## Task goal
Determine which lines contain the word "Azure", then copy those lines.
-- start of Material provided --
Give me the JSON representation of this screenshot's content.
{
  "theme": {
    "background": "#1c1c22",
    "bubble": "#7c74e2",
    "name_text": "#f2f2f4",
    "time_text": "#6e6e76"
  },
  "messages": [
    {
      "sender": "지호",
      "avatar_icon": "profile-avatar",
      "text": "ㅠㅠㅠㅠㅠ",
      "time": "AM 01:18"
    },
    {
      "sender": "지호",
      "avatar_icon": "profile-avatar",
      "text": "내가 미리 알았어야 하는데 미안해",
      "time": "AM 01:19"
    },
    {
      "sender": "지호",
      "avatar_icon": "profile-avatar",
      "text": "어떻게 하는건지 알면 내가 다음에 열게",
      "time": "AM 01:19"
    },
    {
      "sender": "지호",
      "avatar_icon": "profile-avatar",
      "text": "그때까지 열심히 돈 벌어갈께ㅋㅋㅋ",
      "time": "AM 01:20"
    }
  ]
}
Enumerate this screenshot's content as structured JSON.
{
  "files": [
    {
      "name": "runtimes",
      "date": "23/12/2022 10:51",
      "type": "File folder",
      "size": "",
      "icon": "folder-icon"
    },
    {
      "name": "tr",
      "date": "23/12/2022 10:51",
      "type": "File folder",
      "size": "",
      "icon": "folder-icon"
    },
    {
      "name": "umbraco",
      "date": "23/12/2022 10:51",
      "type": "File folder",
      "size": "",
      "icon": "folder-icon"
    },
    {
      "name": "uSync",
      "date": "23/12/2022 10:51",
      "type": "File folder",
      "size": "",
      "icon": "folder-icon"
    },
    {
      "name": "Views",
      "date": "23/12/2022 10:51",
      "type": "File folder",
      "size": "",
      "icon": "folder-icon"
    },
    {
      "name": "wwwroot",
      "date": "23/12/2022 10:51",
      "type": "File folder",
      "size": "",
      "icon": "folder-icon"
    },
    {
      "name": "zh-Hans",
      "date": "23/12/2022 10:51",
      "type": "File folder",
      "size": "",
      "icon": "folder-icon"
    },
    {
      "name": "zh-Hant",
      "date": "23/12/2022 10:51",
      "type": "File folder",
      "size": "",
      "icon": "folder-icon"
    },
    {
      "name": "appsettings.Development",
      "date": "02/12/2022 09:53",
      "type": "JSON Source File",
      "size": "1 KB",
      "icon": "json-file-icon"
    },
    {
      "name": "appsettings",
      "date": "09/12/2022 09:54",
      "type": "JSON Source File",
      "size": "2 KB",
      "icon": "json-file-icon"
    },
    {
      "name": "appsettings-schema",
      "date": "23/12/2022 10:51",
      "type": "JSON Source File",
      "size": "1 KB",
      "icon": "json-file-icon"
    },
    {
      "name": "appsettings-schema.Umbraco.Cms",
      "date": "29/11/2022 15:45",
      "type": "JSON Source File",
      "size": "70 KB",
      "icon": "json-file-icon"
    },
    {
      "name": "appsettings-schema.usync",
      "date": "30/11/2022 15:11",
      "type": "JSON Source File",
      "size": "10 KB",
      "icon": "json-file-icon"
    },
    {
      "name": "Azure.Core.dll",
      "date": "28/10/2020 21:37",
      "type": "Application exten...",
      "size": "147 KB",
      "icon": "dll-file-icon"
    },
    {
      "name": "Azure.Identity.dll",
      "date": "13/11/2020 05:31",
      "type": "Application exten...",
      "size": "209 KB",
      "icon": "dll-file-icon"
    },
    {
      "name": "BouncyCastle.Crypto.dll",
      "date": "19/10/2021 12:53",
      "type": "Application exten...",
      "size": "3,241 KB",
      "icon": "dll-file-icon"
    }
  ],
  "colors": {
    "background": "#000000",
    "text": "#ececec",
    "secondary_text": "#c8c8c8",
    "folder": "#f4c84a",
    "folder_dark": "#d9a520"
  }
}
-- end of Material provided --
## Task solution
      "name": "Azure.Core.dll",
      "name": "Azure.Identity.dll",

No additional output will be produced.